In the entries, find all lines that hold the word "subtitle" and copy them.

--- LISTED RECORDS ---

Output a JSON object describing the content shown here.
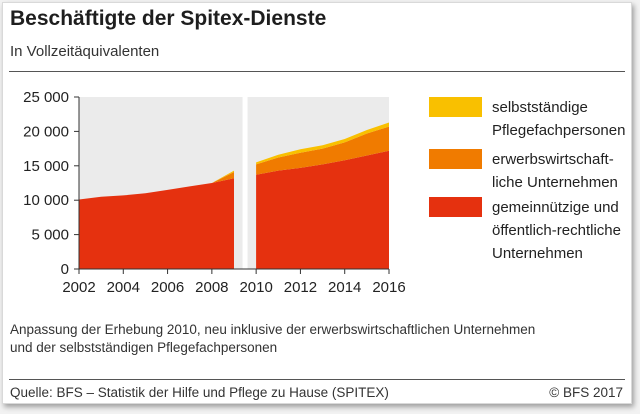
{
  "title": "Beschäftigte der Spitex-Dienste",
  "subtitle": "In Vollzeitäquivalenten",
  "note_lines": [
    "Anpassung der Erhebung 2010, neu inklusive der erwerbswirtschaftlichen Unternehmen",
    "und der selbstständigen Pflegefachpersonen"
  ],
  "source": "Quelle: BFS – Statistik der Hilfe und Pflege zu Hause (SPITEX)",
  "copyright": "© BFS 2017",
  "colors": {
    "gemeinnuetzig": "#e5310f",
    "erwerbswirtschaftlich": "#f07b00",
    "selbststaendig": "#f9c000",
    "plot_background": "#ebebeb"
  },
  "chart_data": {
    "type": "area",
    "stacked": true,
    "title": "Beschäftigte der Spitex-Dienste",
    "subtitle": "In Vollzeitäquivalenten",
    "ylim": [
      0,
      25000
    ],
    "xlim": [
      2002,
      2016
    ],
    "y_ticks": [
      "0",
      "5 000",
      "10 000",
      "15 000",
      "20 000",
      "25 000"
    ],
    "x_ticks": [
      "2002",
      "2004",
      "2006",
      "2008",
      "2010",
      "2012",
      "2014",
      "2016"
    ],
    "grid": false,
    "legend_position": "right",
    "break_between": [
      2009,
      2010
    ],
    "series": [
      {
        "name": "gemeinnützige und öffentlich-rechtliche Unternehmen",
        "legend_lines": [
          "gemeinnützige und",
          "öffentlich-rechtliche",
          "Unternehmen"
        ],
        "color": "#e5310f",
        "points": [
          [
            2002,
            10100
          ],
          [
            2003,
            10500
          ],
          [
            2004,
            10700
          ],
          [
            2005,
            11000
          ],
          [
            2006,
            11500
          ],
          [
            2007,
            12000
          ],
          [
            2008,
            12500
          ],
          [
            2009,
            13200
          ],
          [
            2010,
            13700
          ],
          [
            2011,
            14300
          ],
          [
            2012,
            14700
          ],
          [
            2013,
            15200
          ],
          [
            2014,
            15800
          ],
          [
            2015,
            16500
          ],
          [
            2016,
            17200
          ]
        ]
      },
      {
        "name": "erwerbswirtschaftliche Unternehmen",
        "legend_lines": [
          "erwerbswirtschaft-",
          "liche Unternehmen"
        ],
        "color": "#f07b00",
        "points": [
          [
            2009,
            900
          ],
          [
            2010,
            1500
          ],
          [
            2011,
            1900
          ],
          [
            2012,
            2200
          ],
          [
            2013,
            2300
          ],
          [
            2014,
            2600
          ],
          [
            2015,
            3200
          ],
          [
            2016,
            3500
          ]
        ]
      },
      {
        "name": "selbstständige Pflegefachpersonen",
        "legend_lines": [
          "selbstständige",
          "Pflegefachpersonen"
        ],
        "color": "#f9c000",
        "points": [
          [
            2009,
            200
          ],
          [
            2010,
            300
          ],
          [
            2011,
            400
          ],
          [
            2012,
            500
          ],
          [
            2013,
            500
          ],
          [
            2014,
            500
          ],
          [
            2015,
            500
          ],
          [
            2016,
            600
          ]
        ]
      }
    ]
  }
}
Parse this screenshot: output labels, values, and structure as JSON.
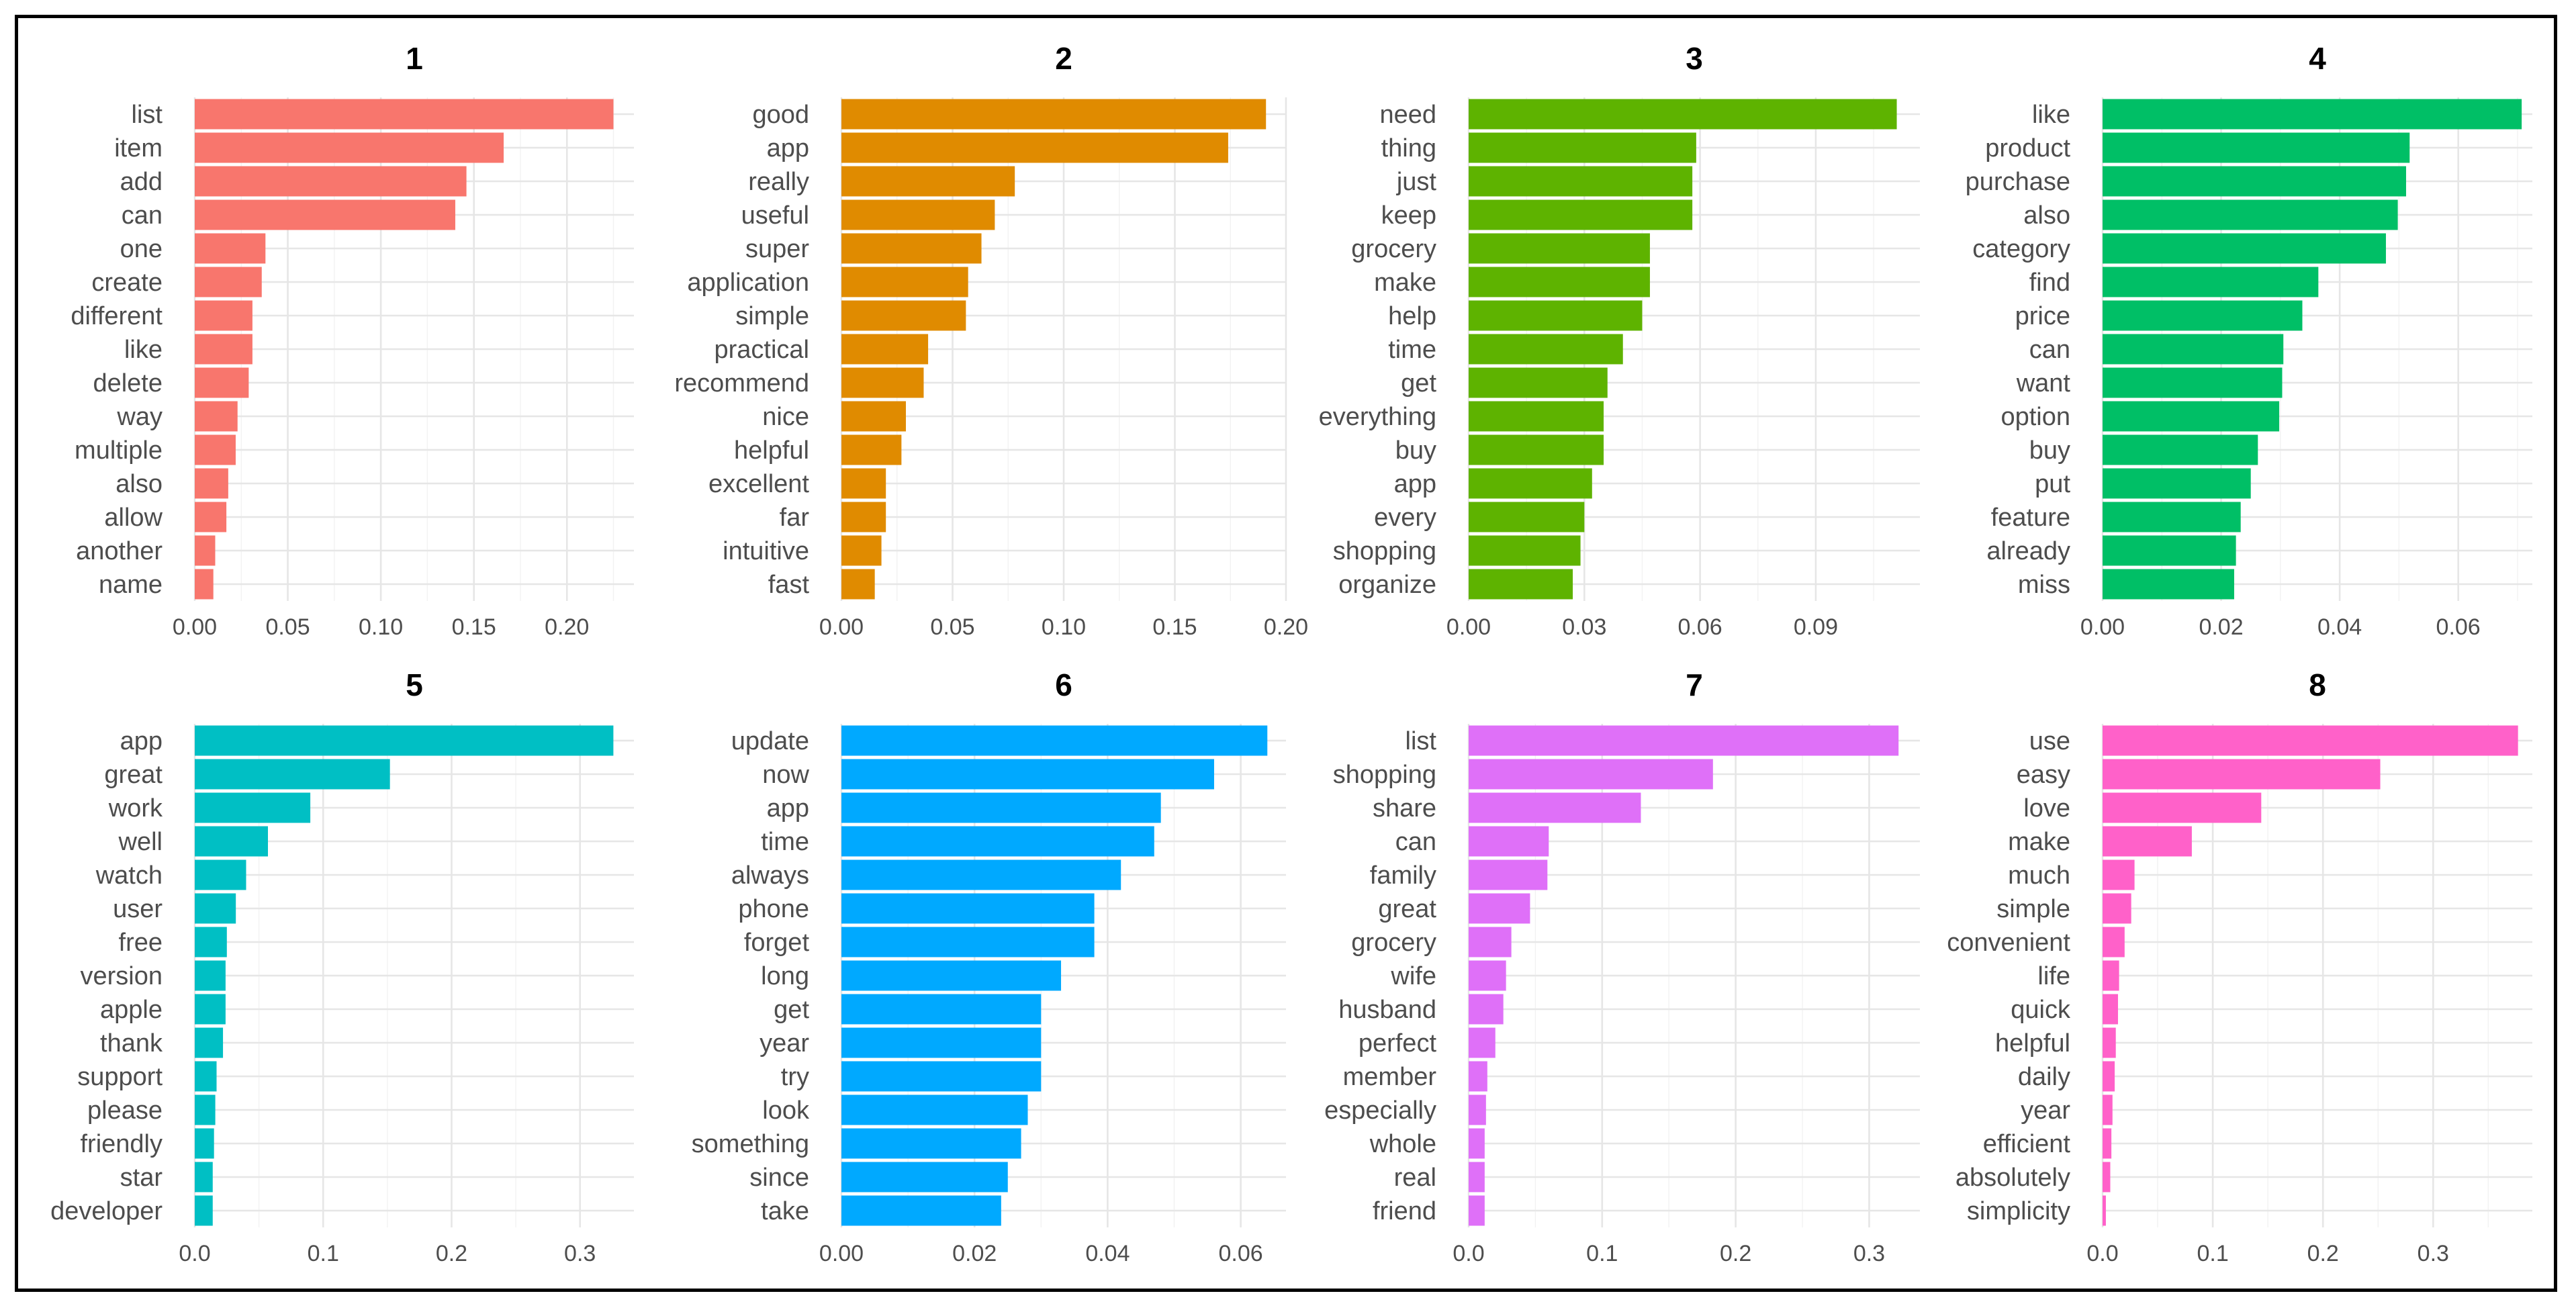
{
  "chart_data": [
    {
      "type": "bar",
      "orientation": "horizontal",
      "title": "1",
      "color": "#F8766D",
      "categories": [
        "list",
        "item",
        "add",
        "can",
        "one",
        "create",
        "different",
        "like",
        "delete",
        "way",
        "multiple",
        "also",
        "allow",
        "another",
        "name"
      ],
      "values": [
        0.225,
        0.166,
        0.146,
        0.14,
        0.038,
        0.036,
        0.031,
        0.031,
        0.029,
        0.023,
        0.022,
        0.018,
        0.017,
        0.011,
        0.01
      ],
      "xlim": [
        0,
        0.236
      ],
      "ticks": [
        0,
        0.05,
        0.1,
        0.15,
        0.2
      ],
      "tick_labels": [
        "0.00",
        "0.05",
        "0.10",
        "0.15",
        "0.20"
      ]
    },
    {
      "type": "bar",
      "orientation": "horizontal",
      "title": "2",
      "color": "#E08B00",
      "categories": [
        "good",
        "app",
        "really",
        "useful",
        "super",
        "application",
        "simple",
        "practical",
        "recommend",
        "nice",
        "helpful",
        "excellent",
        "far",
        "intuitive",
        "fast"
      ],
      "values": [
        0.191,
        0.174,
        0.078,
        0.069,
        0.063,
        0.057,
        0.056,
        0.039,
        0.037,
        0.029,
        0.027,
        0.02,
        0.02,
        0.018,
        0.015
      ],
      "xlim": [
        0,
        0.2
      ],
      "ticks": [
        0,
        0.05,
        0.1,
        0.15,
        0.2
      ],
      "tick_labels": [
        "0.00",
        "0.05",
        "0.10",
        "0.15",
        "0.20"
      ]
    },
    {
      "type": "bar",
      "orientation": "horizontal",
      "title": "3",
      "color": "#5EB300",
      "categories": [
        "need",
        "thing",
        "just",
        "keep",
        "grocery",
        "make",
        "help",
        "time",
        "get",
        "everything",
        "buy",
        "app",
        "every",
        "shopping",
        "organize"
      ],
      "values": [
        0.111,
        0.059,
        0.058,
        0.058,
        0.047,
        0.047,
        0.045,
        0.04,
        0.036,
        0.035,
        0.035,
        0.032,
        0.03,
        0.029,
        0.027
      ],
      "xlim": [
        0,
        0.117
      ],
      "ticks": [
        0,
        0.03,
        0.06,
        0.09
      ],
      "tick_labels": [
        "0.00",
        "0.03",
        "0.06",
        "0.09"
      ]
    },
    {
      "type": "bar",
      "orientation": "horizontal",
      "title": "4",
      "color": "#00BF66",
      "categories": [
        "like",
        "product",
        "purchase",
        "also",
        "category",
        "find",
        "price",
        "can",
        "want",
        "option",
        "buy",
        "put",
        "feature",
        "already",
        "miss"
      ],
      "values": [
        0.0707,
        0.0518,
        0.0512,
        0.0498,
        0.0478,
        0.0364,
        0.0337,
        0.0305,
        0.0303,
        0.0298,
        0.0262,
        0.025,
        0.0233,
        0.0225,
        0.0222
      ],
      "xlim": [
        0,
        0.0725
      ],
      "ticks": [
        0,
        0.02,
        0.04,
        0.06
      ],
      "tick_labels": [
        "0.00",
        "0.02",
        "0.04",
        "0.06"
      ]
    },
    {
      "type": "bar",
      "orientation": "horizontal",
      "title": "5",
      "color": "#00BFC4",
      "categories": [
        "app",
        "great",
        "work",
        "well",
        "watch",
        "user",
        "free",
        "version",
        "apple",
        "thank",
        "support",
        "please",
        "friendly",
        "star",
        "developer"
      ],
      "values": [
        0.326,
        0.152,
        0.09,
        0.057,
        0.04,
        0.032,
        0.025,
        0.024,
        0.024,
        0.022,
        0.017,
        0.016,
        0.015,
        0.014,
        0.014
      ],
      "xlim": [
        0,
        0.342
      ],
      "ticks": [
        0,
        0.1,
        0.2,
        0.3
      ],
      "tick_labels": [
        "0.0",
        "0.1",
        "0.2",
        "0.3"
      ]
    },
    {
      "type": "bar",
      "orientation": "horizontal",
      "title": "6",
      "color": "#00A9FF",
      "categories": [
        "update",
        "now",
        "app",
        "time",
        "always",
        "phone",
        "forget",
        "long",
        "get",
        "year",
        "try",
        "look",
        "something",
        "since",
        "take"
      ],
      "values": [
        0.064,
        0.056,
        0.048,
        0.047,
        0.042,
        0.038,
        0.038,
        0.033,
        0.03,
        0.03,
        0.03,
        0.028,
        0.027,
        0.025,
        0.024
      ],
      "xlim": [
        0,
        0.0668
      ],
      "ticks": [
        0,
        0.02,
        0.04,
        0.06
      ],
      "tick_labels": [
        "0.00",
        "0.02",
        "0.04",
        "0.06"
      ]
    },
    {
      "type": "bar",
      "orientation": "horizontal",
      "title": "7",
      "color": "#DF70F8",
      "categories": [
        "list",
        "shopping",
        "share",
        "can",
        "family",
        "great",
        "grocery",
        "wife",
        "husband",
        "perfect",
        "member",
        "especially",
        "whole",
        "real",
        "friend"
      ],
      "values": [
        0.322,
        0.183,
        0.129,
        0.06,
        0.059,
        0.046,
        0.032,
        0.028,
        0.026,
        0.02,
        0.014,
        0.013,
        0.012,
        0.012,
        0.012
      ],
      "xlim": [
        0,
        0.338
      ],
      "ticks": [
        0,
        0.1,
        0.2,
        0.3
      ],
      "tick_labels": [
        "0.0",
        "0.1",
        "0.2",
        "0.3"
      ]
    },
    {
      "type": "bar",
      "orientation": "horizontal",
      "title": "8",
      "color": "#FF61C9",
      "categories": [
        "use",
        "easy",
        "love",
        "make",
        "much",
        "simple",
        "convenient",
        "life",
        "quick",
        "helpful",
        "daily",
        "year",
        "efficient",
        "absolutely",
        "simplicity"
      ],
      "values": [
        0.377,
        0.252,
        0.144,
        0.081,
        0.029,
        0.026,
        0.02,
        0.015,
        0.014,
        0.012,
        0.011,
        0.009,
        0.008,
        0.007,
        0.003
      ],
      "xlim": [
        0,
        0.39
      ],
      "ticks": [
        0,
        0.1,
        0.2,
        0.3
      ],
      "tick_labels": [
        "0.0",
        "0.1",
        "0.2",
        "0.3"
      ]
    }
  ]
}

---
--- LISTED RECORDS ---

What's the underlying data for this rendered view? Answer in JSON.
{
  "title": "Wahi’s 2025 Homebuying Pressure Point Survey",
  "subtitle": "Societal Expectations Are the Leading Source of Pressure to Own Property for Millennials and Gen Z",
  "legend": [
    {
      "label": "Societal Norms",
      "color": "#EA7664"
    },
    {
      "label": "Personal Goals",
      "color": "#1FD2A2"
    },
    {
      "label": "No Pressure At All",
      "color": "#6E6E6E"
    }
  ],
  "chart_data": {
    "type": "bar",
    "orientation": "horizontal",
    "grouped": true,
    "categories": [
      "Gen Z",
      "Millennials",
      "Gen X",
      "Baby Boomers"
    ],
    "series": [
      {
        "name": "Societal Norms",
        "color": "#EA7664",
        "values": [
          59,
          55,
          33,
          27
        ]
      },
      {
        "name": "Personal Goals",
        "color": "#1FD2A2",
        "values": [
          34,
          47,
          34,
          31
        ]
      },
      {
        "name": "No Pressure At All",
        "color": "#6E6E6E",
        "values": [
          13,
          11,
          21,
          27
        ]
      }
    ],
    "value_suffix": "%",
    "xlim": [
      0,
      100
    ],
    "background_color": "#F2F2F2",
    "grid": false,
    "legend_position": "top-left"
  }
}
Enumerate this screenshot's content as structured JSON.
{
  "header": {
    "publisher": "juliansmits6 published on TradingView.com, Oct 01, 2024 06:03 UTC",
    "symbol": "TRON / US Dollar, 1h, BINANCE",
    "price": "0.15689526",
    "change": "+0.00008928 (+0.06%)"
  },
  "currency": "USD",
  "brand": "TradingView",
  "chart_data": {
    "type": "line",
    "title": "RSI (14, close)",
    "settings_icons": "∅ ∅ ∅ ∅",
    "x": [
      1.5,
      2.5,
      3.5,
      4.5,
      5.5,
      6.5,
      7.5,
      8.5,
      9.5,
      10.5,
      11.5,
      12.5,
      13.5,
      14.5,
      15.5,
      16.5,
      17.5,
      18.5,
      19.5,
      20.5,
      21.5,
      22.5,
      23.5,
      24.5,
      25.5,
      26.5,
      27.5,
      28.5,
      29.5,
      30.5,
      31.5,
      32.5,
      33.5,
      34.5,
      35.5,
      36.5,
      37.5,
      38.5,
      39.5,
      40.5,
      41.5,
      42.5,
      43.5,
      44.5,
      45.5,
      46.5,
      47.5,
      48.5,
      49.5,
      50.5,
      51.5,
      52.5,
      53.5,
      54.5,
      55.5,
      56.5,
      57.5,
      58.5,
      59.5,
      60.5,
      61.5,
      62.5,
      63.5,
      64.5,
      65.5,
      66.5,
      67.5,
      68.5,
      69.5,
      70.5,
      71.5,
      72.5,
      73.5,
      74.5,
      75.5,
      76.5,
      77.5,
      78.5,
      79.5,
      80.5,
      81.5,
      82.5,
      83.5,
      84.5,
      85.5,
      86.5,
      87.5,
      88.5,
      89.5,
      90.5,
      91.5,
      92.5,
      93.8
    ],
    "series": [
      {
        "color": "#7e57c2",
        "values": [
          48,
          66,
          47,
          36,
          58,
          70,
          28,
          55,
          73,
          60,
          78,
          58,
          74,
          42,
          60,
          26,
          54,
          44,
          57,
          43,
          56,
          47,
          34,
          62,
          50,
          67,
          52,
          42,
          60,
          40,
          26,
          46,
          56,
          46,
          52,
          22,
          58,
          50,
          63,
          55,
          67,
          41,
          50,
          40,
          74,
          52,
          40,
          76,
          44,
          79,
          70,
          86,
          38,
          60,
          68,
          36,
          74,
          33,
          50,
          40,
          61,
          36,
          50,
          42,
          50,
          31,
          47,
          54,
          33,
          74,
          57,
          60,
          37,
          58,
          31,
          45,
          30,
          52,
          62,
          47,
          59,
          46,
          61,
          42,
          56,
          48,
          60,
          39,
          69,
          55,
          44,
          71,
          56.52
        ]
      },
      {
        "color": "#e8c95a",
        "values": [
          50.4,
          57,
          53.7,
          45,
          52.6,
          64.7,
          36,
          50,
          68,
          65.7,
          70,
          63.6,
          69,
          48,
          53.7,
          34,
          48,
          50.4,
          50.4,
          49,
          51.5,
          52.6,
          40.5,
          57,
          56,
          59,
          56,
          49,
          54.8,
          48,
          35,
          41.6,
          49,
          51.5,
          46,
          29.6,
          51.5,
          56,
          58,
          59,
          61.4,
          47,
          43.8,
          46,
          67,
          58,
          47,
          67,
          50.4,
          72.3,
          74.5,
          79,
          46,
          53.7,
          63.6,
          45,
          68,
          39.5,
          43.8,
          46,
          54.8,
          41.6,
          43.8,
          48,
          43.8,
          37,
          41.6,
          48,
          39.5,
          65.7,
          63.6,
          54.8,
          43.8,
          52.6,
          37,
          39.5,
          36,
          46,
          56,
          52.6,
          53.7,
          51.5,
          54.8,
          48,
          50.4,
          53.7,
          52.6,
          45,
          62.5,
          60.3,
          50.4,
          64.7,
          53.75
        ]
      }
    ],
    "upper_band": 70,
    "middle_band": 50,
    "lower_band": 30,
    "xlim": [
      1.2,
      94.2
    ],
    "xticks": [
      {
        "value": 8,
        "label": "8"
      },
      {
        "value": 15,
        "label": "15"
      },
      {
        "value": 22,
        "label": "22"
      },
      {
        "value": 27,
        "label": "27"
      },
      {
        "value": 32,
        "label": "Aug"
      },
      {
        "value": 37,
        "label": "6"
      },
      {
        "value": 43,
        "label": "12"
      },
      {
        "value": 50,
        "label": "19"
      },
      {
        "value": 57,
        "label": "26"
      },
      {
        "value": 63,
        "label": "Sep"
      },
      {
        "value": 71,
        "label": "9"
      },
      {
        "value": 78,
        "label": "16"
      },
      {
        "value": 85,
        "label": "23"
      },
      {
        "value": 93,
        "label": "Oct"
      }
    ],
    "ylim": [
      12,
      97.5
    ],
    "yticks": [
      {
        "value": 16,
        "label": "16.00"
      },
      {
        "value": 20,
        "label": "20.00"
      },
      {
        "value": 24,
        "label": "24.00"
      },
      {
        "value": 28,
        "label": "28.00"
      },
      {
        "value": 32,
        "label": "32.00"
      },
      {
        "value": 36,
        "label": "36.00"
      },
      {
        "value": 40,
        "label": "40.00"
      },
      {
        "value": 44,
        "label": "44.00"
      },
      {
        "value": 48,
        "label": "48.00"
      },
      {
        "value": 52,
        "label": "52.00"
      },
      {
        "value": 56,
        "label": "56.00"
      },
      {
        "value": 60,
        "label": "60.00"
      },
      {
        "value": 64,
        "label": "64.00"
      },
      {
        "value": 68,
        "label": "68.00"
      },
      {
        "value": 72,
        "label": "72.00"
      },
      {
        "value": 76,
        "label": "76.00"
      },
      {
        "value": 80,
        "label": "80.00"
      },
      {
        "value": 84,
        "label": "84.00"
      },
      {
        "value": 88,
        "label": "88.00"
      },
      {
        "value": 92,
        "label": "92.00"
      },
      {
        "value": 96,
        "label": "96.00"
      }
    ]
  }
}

---

## CORRECT RESPONSE:
  "subtitle": "In Vollzeitäquivalenten",
    "subtitle": "In Vollzeitäquivalenten",
  "subtitle": "Societal Expectations Are the Leading Source of Pressure to Own Property for Millennials and Gen Z",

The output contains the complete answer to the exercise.